All the data below goes into the copy word for word, but the pictures don't.

## Start Source material

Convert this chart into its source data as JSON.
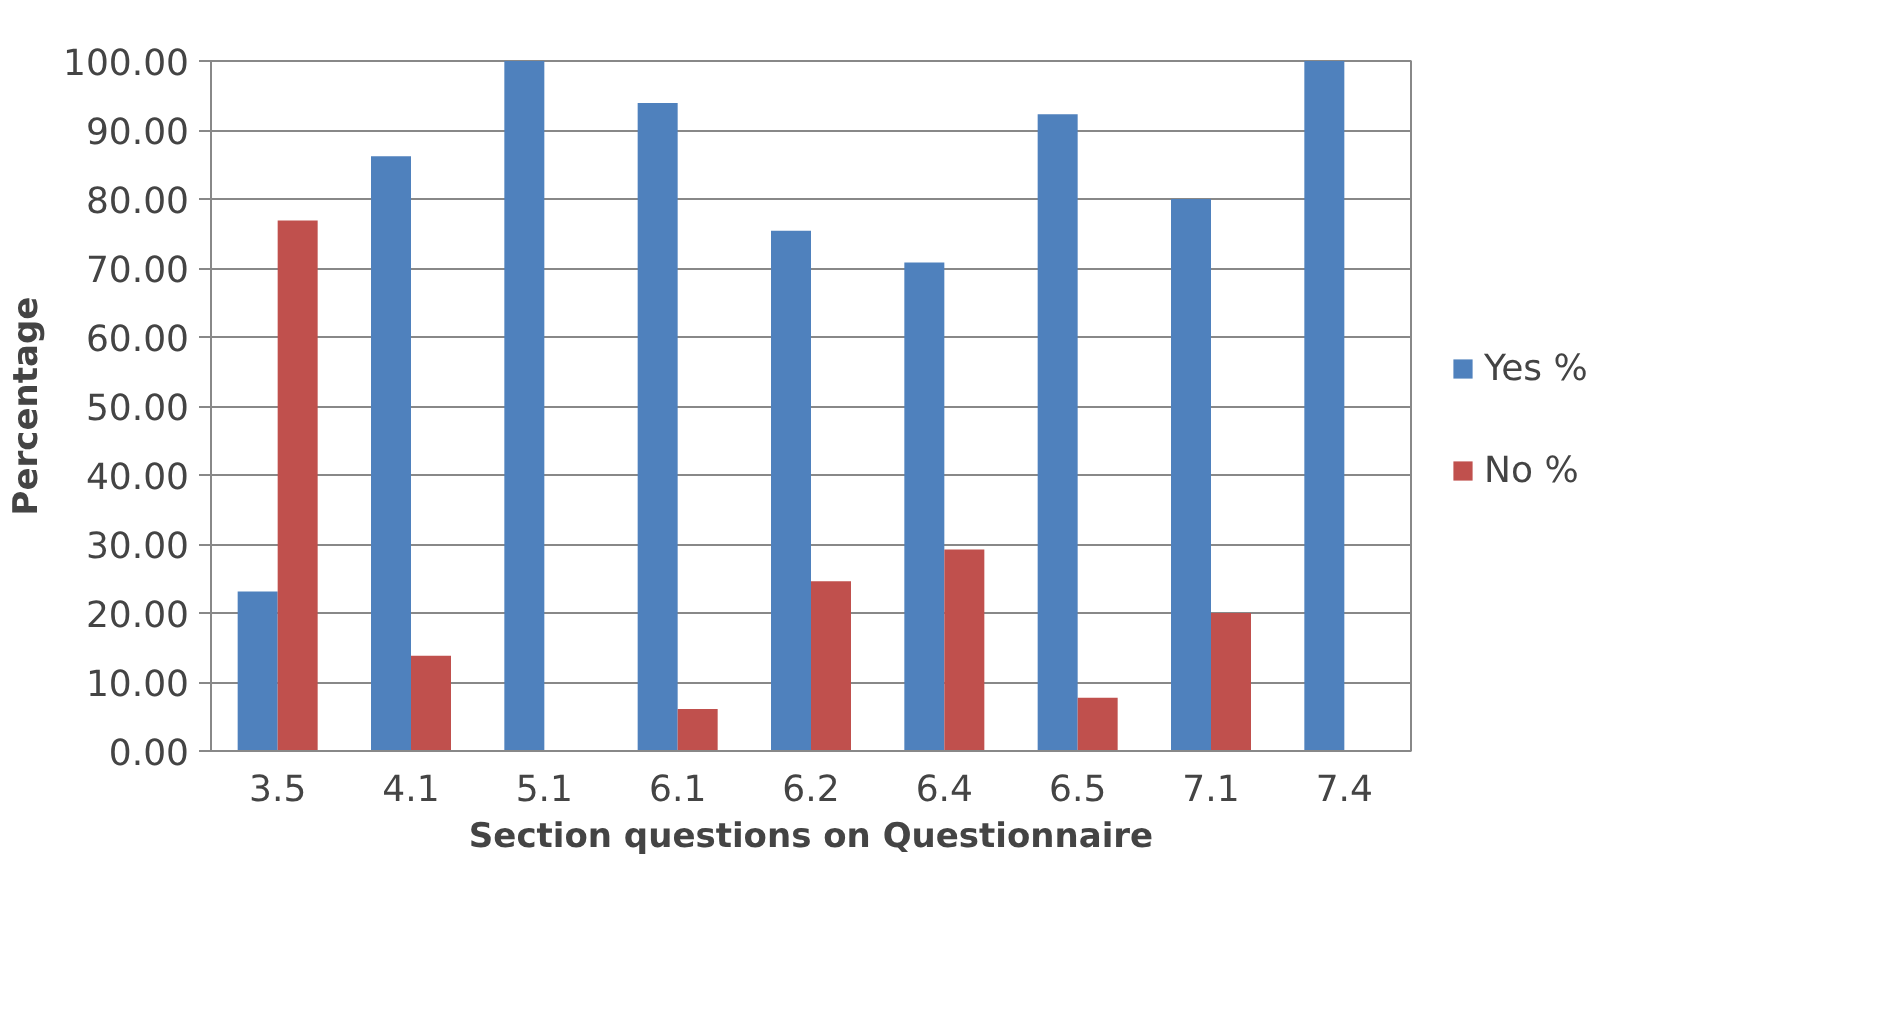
{
  "chart_data": {
    "type": "bar",
    "xlabel": "Section questions on Questionnaire",
    "ylabel": "Percentage",
    "categories": [
      "3.5",
      "4.1",
      "5.1",
      "6.1",
      "6.2",
      "6.4",
      "6.5",
      "7.1",
      "7.4"
    ],
    "series": [
      {
        "name": "Yes %",
        "color": "#4f81bd",
        "values": [
          23.1,
          86.2,
          100,
          93.9,
          75.4,
          70.8,
          92.3,
          80.0,
          100
        ]
      },
      {
        "name": "No %",
        "color": "#c0504d",
        "values": [
          76.9,
          13.8,
          0,
          6.1,
          24.6,
          29.2,
          7.7,
          20.0,
          0
        ]
      }
    ],
    "ylim": [
      0,
      100
    ],
    "yticks": [
      {
        "value": 0,
        "label": "0.00"
      },
      {
        "value": 10,
        "label": "10.00"
      },
      {
        "value": 20,
        "label": "20.00"
      },
      {
        "value": 30,
        "label": "30.00"
      },
      {
        "value": 40,
        "label": "40.00"
      },
      {
        "value": 50,
        "label": "50.00"
      },
      {
        "value": 60,
        "label": "60.00"
      },
      {
        "value": 70,
        "label": "70.00"
      },
      {
        "value": 80,
        "label": "80.00"
      },
      {
        "value": 90,
        "label": "90.00"
      },
      {
        "value": 100,
        "label": "100.00"
      }
    ],
    "grid": "y",
    "legend": "right"
  }
}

## End Source material

*Exercise solution:*
Convert this chart into its source data as JSON.
{
  "chart_data": {
    "type": "bar",
    "xlabel": "Section questions on Questionnaire",
    "ylabel": "Percentage",
    "categories": [
      "3.5",
      "4.1",
      "5.1",
      "6.1",
      "6.2",
      "6.4",
      "6.5",
      "7.1",
      "7.4"
    ],
    "series": [
      {
        "name": "Yes %",
        "color": "#4f81bd",
        "values": [
          23.1,
          86.2,
          100,
          93.9,
          75.4,
          70.8,
          92.3,
          80.0,
          100
        ]
      },
      {
        "name": "No %",
        "color": "#c0504d",
        "values": [
          76.9,
          13.8,
          0,
          6.1,
          24.6,
          29.2,
          7.7,
          20.0,
          0
        ]
      }
    ],
    "ylim": [
      0,
      100
    ],
    "yticks": [
      {
        "value": 0,
        "label": "0.00"
      },
      {
        "value": 10,
        "label": "10.00"
      },
      {
        "value": 20,
        "label": "20.00"
      },
      {
        "value": 30,
        "label": "30.00"
      },
      {
        "value": 40,
        "label": "40.00"
      },
      {
        "value": 50,
        "label": "50.00"
      },
      {
        "value": 60,
        "label": "60.00"
      },
      {
        "value": 70,
        "label": "70.00"
      },
      {
        "value": 80,
        "label": "80.00"
      },
      {
        "value": 90,
        "label": "90.00"
      },
      {
        "value": 100,
        "label": "100.00"
      }
    ],
    "grid": "y",
    "legend": "right"
  }
}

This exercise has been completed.